**Extrait choisi**
Vandana Shiva, une personnalité engagée sur le plan écologique

Vandana Shiva prône un monde où la protection de l’écologie demeure une priorité absolue. Elle souhaite que les gens comprennent que l’argent ne doit en aucun cas pousser à détruire le patrimoine écologique mondial. Elle pense également que certaines intelligences devraient être proscrites dans la mesure où elles encourageraient la destruction écologique. Vandana Shiva s’oppose aux multinationales agro-alimentaires qui ravagent des terres cultivables pour les besoins de leurs activités. Elle se bat pour que les industries agro-chimiques cessent de fonctionner afin qu’il n’y ait plus d’utilisation abusive de ressources universelles. La lutte de Vandana Shiva contre les comportements anti écologiques a été significative en matière de biopiraterie.

Vandana Shiva s’offusque du fait que certaines firmes puissent insinuer qu’elles créent certaines ressources qui, en réalité, sont naturelles. Par ailleurs, elle ne veut absolument pas entendre parler des organismes génétiquement modifiés (OGM) qu’elle qualifie de "criminels". Vandana Shiva a mené des combats concrets afin de préserver la biodiversité. Elle a par ailleurs oeuvré avec énergie pour empêcher la construction de barrages sur la rivière Narmadâ pour éviter un bouleversement de l’écosystème. Sa seule préoccupation étant la protection de la biodiversité, elle a fondé une association du nom de Navdanya qui œuvre aussi pour la défense des droits des fermiers. Grâce à son engagement, Vandana Shiva reçoit en 1993 le prix Nobel alternatif. Mais cette célèbre écologiste s’est aussi distinguée de par sa lutte contre le libre-échange et le protectionnisme.

L’engagement de Vandana Shiva

Vandana Shiva s’oppose au commerce dérégulé qui donne la possibilité à chacun de faire ce qui l’arrange. Elle trouve que la liberté des échanges laisse apparaître une course effrénée vers le profit où chacun met en place la stratégie qu’il veut pour se faire assez d’argent. Selon Vandana Shiva, le libre-échange entraîne l’avidité des entreprises ainsi que l’appauvrissement des Etats. Elle pense en outre que le libre-échange conduit à un dumping et que rien n’empêche alors autrui de fixer ses propres règles commerciales. Vandana Shiva ne soulève pas les zones d’ombre du libre-échange en rapport avec les réalités commerciales de son pays. Elle s’appuie sur une situation générale, visible dans le monde entier. Mais en Inde, elle affirme sa profonde tristesse pour les paysans qui souffrent et qui sont désemparés du fait des actions et des prises de positions des multinationales qui s’accaparent tous les marchés. Certaines d’entre elles contrôlent même de façon unilatérale la vente des produits agricoles comme le coton et tuent très vite toute concurrence.

**Données sources**
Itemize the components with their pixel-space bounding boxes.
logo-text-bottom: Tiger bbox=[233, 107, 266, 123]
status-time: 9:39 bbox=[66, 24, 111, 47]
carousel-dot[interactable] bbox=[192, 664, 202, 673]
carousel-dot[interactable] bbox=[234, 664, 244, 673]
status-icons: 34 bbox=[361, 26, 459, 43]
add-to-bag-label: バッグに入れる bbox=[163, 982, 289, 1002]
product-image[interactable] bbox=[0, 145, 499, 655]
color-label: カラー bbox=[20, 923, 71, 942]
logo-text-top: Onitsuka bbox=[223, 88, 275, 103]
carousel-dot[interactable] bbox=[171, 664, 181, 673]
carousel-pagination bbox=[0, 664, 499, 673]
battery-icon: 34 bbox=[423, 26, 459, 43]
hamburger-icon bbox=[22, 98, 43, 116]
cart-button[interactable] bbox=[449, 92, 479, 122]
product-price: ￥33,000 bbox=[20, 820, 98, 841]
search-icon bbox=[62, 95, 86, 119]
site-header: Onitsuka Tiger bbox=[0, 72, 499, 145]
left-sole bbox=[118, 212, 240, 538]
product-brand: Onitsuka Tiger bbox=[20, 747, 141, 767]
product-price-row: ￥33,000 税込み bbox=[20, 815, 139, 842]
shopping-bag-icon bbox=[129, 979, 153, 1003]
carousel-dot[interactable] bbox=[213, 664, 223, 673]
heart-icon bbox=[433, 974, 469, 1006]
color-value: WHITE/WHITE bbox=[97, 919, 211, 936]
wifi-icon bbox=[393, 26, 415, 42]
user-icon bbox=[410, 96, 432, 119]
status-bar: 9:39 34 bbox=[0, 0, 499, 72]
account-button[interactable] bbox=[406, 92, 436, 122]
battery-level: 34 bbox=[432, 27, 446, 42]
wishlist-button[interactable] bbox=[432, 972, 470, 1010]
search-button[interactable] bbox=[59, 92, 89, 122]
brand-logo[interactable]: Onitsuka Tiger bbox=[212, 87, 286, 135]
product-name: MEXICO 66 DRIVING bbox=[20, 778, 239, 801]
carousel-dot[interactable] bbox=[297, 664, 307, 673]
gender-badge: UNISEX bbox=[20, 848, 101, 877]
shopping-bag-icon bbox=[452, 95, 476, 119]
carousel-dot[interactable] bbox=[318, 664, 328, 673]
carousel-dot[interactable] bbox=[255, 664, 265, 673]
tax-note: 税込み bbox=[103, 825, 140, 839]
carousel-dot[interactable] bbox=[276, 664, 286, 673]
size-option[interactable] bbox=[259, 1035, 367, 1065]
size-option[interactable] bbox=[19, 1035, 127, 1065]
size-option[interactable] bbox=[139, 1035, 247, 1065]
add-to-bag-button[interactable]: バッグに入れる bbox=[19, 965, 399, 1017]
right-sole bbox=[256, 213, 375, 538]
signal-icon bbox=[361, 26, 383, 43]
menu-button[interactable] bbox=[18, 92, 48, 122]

**Consigne**
Indiquez si chacune des affirmations ci-dessous concorde avec le passage sur Vandana Shiva. Répondez par oui ou par non, puis citez textuellement les mots du passage qui permettent de trancher.
1. Vandana Shiva a fondé une association appelée Navdanya.
2. Vandana Shiva a reçu le prix Nobel alternatif en 1995.
3. Vandana Shiva a agi pour empêcher la construction de barrages sur la rivière Narmadâ.

**Corrigé**
1. Oui : « elle a fondé une association du nom de Navdanya »
2. Non : « Vandana Shiva reçoit en 1993 le prix Nobel alternatif »
3. Oui : « Elle a par ailleurs oeuvré avec énergie pour empêcher la construction de barrages sur la rivière Narmadâ »